Will you give every entry again exactly as it stands?

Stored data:

__________

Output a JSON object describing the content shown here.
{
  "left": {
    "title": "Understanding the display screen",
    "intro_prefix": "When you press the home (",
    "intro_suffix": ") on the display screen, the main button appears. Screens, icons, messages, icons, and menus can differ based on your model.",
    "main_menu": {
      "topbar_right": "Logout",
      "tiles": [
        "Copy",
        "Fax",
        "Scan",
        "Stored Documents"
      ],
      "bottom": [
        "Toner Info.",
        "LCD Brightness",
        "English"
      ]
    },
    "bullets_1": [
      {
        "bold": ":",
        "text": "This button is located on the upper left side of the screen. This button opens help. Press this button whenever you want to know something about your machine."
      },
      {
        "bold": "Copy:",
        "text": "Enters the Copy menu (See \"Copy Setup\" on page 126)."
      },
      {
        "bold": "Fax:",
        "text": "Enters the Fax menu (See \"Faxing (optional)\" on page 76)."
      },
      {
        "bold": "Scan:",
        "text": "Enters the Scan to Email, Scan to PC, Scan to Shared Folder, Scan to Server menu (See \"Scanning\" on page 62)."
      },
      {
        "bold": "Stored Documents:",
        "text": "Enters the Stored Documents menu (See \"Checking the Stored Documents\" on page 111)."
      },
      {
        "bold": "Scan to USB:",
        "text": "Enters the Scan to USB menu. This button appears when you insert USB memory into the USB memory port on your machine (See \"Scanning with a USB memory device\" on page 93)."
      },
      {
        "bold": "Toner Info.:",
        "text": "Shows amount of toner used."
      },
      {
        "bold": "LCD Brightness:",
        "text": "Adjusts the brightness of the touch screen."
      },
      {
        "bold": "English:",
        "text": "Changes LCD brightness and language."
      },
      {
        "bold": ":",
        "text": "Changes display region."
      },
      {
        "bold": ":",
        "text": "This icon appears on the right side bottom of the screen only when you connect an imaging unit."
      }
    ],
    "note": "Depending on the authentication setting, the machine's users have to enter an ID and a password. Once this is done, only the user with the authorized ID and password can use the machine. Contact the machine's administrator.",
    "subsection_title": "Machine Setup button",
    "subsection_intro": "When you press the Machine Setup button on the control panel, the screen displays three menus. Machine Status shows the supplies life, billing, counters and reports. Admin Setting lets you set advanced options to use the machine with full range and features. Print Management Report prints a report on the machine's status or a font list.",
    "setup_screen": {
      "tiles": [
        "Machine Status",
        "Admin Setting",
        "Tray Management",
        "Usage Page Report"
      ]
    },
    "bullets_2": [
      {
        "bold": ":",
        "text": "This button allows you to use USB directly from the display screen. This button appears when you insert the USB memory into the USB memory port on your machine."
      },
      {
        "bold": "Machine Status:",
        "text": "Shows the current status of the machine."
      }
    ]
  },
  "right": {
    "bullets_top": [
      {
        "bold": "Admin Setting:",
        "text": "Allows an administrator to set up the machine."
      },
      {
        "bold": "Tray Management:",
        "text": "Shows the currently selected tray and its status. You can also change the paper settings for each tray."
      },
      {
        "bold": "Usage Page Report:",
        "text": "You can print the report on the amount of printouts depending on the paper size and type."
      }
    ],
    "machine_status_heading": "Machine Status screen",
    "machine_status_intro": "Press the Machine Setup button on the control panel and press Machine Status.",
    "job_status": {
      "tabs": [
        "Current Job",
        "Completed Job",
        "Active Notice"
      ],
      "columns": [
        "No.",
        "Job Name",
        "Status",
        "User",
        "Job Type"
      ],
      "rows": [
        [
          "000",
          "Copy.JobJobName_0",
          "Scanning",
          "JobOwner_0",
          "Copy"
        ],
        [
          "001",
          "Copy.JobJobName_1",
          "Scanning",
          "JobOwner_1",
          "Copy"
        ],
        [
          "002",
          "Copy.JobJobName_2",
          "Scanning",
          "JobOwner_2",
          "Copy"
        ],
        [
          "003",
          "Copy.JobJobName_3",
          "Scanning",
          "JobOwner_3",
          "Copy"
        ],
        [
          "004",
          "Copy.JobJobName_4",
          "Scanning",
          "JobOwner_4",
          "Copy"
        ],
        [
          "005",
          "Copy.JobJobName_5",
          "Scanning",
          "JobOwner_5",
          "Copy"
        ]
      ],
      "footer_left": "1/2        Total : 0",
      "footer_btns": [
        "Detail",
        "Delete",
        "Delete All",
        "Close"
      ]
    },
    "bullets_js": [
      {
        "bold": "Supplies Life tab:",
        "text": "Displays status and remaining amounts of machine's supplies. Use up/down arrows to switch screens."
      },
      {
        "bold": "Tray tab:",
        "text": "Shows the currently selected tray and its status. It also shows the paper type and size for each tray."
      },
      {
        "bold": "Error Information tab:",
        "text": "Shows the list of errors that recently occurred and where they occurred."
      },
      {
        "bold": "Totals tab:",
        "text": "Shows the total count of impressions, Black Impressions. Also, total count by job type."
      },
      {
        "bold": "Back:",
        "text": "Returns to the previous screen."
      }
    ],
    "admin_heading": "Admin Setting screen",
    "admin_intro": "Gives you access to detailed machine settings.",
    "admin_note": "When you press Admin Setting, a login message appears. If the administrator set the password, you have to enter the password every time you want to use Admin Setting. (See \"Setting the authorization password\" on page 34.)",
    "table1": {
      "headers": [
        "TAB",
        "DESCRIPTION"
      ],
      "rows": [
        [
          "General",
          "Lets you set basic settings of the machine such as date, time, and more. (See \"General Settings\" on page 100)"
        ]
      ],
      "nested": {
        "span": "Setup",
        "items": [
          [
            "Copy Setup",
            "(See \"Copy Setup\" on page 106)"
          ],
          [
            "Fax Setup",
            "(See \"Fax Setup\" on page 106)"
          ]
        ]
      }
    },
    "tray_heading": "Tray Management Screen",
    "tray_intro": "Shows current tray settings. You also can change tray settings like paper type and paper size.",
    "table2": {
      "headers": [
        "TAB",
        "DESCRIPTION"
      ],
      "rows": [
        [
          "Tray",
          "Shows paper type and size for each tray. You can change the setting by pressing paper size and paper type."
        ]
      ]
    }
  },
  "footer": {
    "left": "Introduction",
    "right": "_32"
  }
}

__________

**RESPONSE TO THE EXERCISE**:
Output a JSON object describing the content shown here.
{
  "left": {
    "title": "Understanding the display screen",
    "intro_prefix": "When you press the home (",
    "intro_suffix": ") on the display screen, the main button appears. Screens, icons, messages, icons, and menus can differ based on your model.",
    "main_menu": {
      "topbar_right": "Logout",
      "tiles": [
        "Copy",
        "Fax",
        "Scan",
        "Stored Documents"
      ],
      "bottom": [
        "Toner Info.",
        "LCD Brightness",
        "English"
      ]
    },
    "bullets_1": [
      {
        "bold": ":",
        "text": "This button is located on the upper left side of the screen. This button opens help. Press this button whenever you want to know something about your machine."
      },
      {
        "bold": "Copy:",
        "text": "Enters the Copy menu (See \"Copy Setup\" on page 126)."
      },
      {
        "bold": "Fax:",
        "text": "Enters the Fax menu (See \"Faxing (optional)\" on page 76)."
      },
      {
        "bold": "Scan:",
        "text": "Enters the Scan to Email, Scan to PC, Scan to Shared Folder, Scan to Server menu (See \"Scanning\" on page 62)."
      },
      {
        "bold": "Stored Documents:",
        "text": "Enters the Stored Documents menu (See \"Checking the Stored Documents\" on page 111)."
      },
      {
        "bold": "Scan to USB:",
        "text": "Enters the Scan to USB menu. This button appears when you insert USB memory into the USB memory port on your machine (See \"Scanning with a USB memory device\" on page 93)."
      },
      {
        "bold": "Toner Info.:",
        "text": "Shows amount of toner used."
      },
      {
        "bold": "LCD Brightness:",
        "text": "Adjusts the brightness of the touch screen."
      },
      {
        "bold": "English:",
        "text": "Changes LCD brightness and language."
      },
      {
        "bold": ":",
        "text": "Changes display region."
      },
      {
        "bold": ":",
        "text": "This icon appears on the right side bottom of the screen only when you connect an imaging unit."
      }
    ],
    "note": "Depending on the authentication setting, the machine's users have to enter an ID and a password. Once this is done, only the user with the authorized ID and password can use the machine. Contact the machine's administrator.",
    "subsection_title": "Machine Setup button",
    "subsection_intro": "When you press the Machine Setup button on the control panel, the screen displays three menus. Machine Status shows the supplies life, billing, counters and reports. Admin Setting lets you set advanced options to use the machine with full range and features. Print Management Report prints a report on the machine's status or a font list.",
    "setup_screen": {
      "tiles": [
        "Machine Status",
        "Admin Setting",
        "Tray Management",
        "Usage Page Report"
      ]
    },
    "bullets_2": [
      {
        "bold": ":",
        "text": "This button allows you to use USB directly from the display screen. This button appears when you insert the USB memory into the USB memory port on your machine."
      },
      {
        "bold": "Machine Status:",
        "text": "Shows the current status of the machine."
      }
    ]
  },
  "right": {
    "bullets_top": [
      {
        "bold": "Admin Setting:",
        "text": "Allows an administrator to set up the machine."
      },
      {
        "bold": "Tray Management:",
        "text": "Shows the currently selected tray and its status. You can also change the paper settings for each tray."
      },
      {
        "bold": "Usage Page Report:",
        "text": "You can print the report on the amount of printouts depending on the paper size and type."
      }
    ],
    "machine_status_heading": "Machine Status screen",
    "machine_status_intro": "Press the Machine Setup button on the control panel and press Machine Status.",
    "job_status": {
      "tabs": [
        "Current Job",
        "Completed Job",
        "Active Notice"
      ],
      "columns": [
        "No.",
        "Job Name",
        "Status",
        "User",
        "Job Type"
      ],
      "rows": [
        [
          "000",
          "Copy.JobJobName_0",
          "Scanning",
          "JobOwner_0",
          "Copy"
        ],
        [
          "001",
          "Copy.JobJobName_1",
          "Scanning",
          "JobOwner_1",
          "Copy"
        ],
        [
          "002",
          "Copy.JobJobName_2",
          "Scanning",
          "JobOwner_2",
          "Copy"
        ],
        [
          "003",
          "Copy.JobJobName_3",
          "Scanning",
          "JobOwner_3",
          "Copy"
        ],
        [
          "004",
          "Copy.JobJobName_4",
          "Scanning",
          "JobOwner_4",
          "Copy"
        ],
        [
          "005",
          "Copy.JobJobName_5",
          "Scanning",
          "JobOwner_5",
          "Copy"
        ]
      ],
      "footer_left": "1/2        Total : 0",
      "footer_btns": [
        "Detail",
        "Delete",
        "Delete All",
        "Close"
      ]
    },
    "bullets_js": [
      {
        "bold": "Supplies Life tab:",
        "text": "Displays status and remaining amounts of machine's supplies. Use up/down arrows to switch screens."
      },
      {
        "bold": "Tray tab:",
        "text": "Shows the currently selected tray and its status. It also shows the paper type and size for each tray."
      },
      {
        "bold": "Error Information tab:",
        "text": "Shows the list of errors that recently occurred and where they occurred."
      },
      {
        "bold": "Totals tab:",
        "text": "Shows the total count of impressions, Black Impressions. Also, total count by job type."
      },
      {
        "bold": "Back:",
        "text": "Returns to the previous screen."
      }
    ],
    "admin_heading": "Admin Setting screen",
    "admin_intro": "Gives you access to detailed machine settings.",
    "admin_note": "When you press Admin Setting, a login message appears. If the administrator set the password, you have to enter the password every time you want to use Admin Setting. (See \"Setting the authorization password\" on page 34.)",
    "table1": {
      "headers": [
        "TAB",
        "DESCRIPTION"
      ],
      "rows": [
        [
          "General",
          "Lets you set basic settings of the machine such as date, time, and more. (See \"General Settings\" on page 100)"
        ]
      ],
      "nested": {
        "span": "Setup",
        "items": [
          [
            "Copy Setup",
            "(See \"Copy Setup\" on page 106)"
          ],
          [
            "Fax Setup",
            "(See \"Fax Setup\" on page 106)"
          ]
        ]
      }
    },
    "tray_heading": "Tray Management Screen",
    "tray_intro": "Shows current tray settings. You also can change tray settings like paper type and paper size.",
    "table2": {
      "headers": [
        "TAB",
        "DESCRIPTION"
      ],
      "rows": [
        [
          "Tray",
          "Shows paper type and size for each tray. You can change the setting by pressing paper size and paper type."
        ]
      ]
    }
  },
  "footer": {
    "left": "Introduction",
    "right": "_32"
  }
}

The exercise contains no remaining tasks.